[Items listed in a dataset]

· · · ·

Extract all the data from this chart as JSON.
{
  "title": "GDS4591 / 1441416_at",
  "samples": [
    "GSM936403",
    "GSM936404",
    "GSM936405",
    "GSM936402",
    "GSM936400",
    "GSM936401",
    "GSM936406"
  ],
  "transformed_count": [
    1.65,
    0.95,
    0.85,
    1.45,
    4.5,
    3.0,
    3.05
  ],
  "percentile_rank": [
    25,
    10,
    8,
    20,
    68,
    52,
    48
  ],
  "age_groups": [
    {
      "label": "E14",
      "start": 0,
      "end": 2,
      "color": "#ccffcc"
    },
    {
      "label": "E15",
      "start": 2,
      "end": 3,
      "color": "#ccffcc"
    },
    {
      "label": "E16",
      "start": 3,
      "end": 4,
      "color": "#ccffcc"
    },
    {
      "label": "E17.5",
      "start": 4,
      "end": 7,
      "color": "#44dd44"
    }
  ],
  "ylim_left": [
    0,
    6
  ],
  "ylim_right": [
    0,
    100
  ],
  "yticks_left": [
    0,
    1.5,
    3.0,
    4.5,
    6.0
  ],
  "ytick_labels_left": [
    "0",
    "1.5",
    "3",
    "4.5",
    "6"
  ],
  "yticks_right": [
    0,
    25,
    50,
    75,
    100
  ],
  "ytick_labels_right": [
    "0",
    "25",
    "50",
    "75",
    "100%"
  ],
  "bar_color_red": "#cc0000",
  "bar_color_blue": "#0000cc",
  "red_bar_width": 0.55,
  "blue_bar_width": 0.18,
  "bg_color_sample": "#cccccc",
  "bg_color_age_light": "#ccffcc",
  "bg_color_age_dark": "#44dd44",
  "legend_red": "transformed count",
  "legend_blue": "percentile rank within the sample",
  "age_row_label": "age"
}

· · · ·

• [Exercise task]: Transcribe all the entries, keeping each one exactly as it is.

• [Finished answer]:
Extract all the data from this chart as JSON.
{
  "title": "GDS4591 / 1441416_at",
  "samples": [
    "GSM936403",
    "GSM936404",
    "GSM936405",
    "GSM936402",
    "GSM936400",
    "GSM936401",
    "GSM936406"
  ],
  "transformed_count": [
    1.65,
    0.95,
    0.85,
    1.45,
    4.5,
    3.0,
    3.05
  ],
  "percentile_rank": [
    25,
    10,
    8,
    20,
    68,
    52,
    48
  ],
  "age_groups": [
    {
      "label": "E14",
      "start": 0,
      "end": 2,
      "color": "#ccffcc"
    },
    {
      "label": "E15",
      "start": 2,
      "end": 3,
      "color": "#ccffcc"
    },
    {
      "label": "E16",
      "start": 3,
      "end": 4,
      "color": "#ccffcc"
    },
    {
      "label": "E17.5",
      "start": 4,
      "end": 7,
      "color": "#44dd44"
    }
  ],
  "ylim_left": [
    0,
    6
  ],
  "ylim_right": [
    0,
    100
  ],
  "yticks_left": [
    0,
    1.5,
    3.0,
    4.5,
    6.0
  ],
  "ytick_labels_left": [
    "0",
    "1.5",
    "3",
    "4.5",
    "6"
  ],
  "yticks_right": [
    0,
    25,
    50,
    75,
    100
  ],
  "ytick_labels_right": [
    "0",
    "25",
    "50",
    "75",
    "100%"
  ],
  "bar_color_red": "#cc0000",
  "bar_color_blue": "#0000cc",
  "red_bar_width": 0.55,
  "blue_bar_width": 0.18,
  "bg_color_sample": "#cccccc",
  "bg_color_age_light": "#ccffcc",
  "bg_color_age_dark": "#44dd44",
  "legend_red": "transformed count",
  "legend_blue": "percentile rank within the sample",
  "age_row_label": "age"
}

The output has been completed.